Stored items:
▼

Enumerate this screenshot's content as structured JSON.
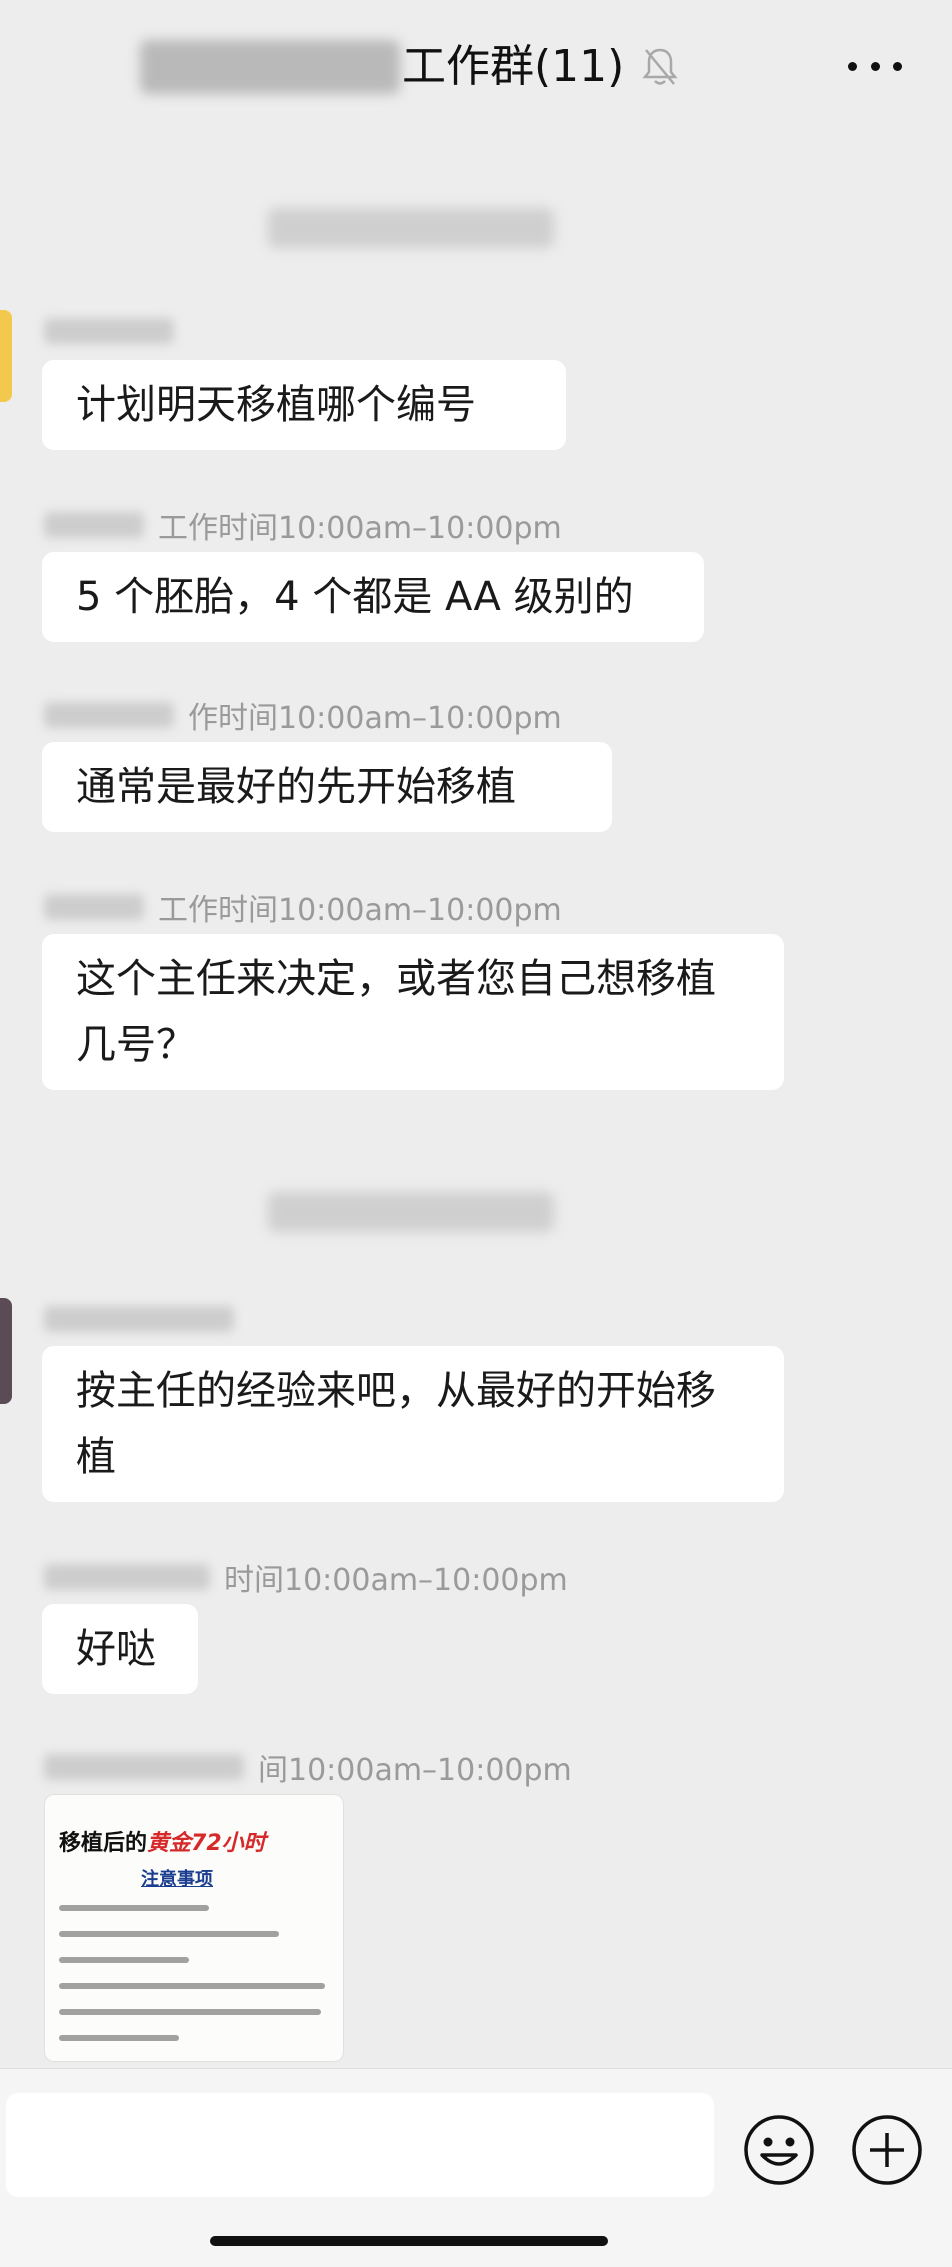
{
  "header": {
    "group_title": "工作群(11)",
    "mute_icon": "bell-slash-icon",
    "more_icon": "ellipsis-icon"
  },
  "messages": [
    {
      "text": "计划明天移植哪个编号",
      "sender_note": ""
    },
    {
      "text": "5 个胚胎，4 个都是 AA 级别的",
      "sender_note": "工作时间10:00am–10:00pm"
    },
    {
      "text": "通常是最好的先开始移植",
      "sender_note": "作时间10:00am–10:00pm"
    },
    {
      "text": "这个主任来决定，或者您自己想移植几号？",
      "sender_note": "工作时间10:00am–10:00pm"
    },
    {
      "text": "按主任的经验来吧，从最好的开始移植",
      "sender_note": ""
    },
    {
      "text": "好哒",
      "sender_note": "时间10:00am–10:00pm"
    }
  ],
  "image_message": {
    "sender_note": "间10:00am–10:00pm",
    "heading_black": "移植后的",
    "heading_red": "黄金72小时",
    "subheading": "注意事项"
  },
  "input_bar": {
    "emoji_icon": "smiley-face-icon",
    "plus_icon": "plus-circle-icon"
  },
  "colors": {
    "background": "#ededed",
    "bubble": "#ffffff",
    "meta_text": "#9a9a9a",
    "accent_red": "#d62a2a"
  }
}
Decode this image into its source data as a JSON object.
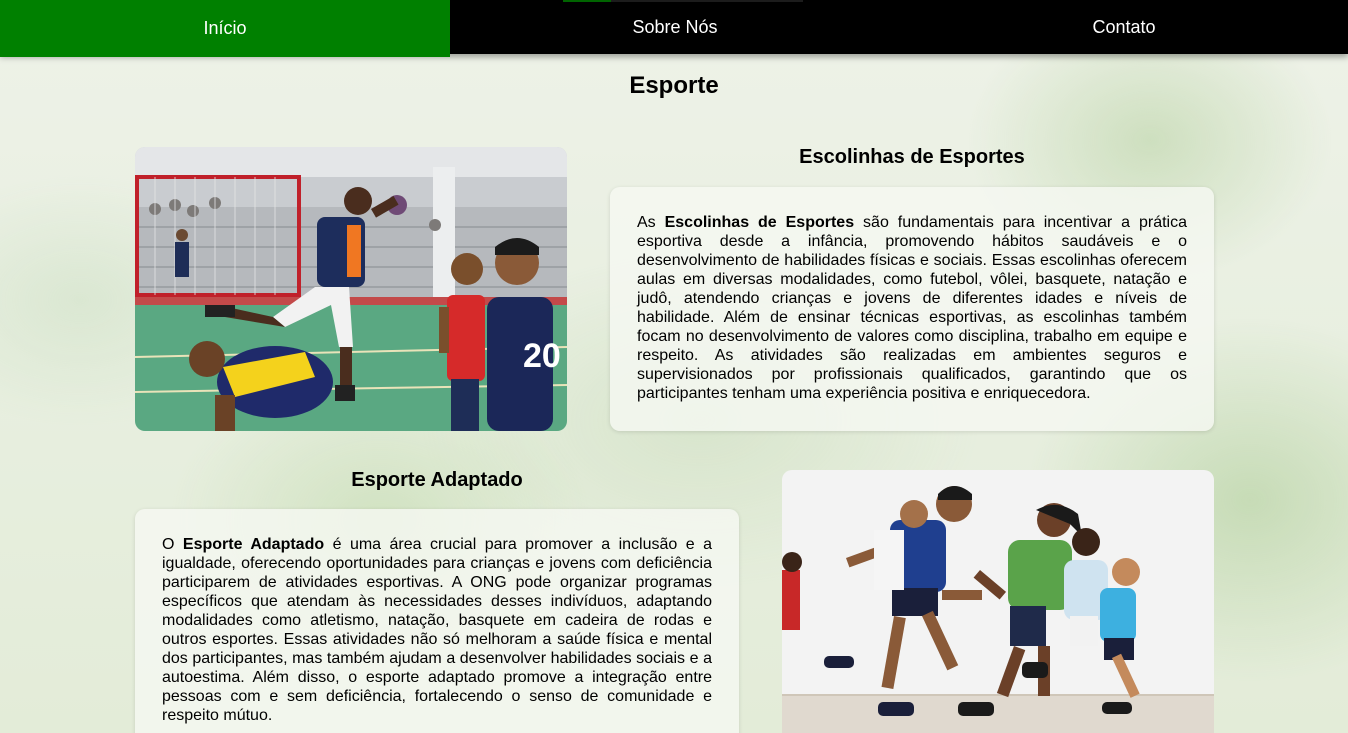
{
  "nav": {
    "items": [
      {
        "label": "Início",
        "active": true
      },
      {
        "label": "Sobre Nós",
        "active": false
      },
      {
        "label": "Contato",
        "active": false
      }
    ]
  },
  "page": {
    "title": "Esporte"
  },
  "sections": [
    {
      "heading": "Escolinhas de Esportes",
      "bold_term": "Escolinhas de Esportes",
      "text_before": "As ",
      "text_after": " são fundamentais para incentivar a prática esportiva desde a infância, promovendo hábitos saudáveis e o desenvolvimento de habilidades físicas e sociais. Essas escolinhas oferecem aulas em diversas modalidades, como futebol, vôlei, basquete, natação e judô, atendendo crianças e jovens de diferentes idades e níveis de habilidade. Além de ensinar técnicas esportivas, as escolinhas também focam no desenvolvimento de valores como disciplina, trabalho em equipe e respeito. As atividades são realizadas em ambientes seguros e supervisionados por profissionais qualificados, garantindo que os participantes tenham uma experiência positiva e enriquecedora.",
      "image_icon": "handball-photo"
    },
    {
      "heading": "Esporte Adaptado",
      "bold_term": "Esporte Adaptado",
      "text_before": "O ",
      "text_after": " é uma área crucial para promover a inclusão e a igualdade, oferecendo oportunidades para crianças e jovens com deficiência participarem de atividades esportivas. A ONG pode organizar programas específicos que atendam às necessidades desses indivíduos, adaptando modalidades como atletismo, natação, basquete em cadeira de rodas e outros esportes. Essas atividades não só melhoram a saúde física e mental dos participantes, mas também ajudam a desenvolver habilidades sociais e a autoestima. Além disso, o esporte adaptado promove a integração entre pessoas com e sem deficiência, fortalecendo o senso de comunidade e respeito mútuo.",
      "image_icon": "running-kids-photo"
    }
  ],
  "colors": {
    "nav_bg": "#000000",
    "nav_active": "#008000",
    "nav_text": "#ffffff"
  },
  "jersey_number": "20"
}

▲

## What you are asked to do:
Copy down every line of the material above that includes the string "participantes".

## Problem solution:
      "text_after": " são fundamentais para incentivar a prática esportiva desde a infância, promovendo hábitos saudáveis e o desenvolvimento de habilidades físicas e sociais. Essas escolinhas oferecem aulas em diversas modalidades, como futebol, vôlei, basquete, natação e judô, atendendo crianças e jovens de diferentes idades e níveis de habilidade. Além de ensinar técnicas esportivas, as escolinhas também focam no desenvolvimento de valores como disciplina, trabalho em equipe e respeito. As atividades são realizadas em ambientes seguros e supervisionados por profissionais qualificados, garantindo que os participantes tenham uma experiência positiva e enriquecedora.",
      "text_after": " é uma área crucial para promover a inclusão e a igualdade, oferecendo oportunidades para crianças e jovens com deficiência participarem de atividades esportivas. A ONG pode organizar programas específicos que atendam às necessidades desses indivíduos, adaptando modalidades como atletismo, natação, basquete em cadeira de rodas e outros esportes. Essas atividades não só melhoram a saúde física e mental dos participantes, mas também ajudam a desenvolver habilidades sociais e a autoestima. Além disso, o esporte adaptado promove a integração entre pessoas com e sem deficiência, fortalecendo o senso de comunidade e respeito mútuo.",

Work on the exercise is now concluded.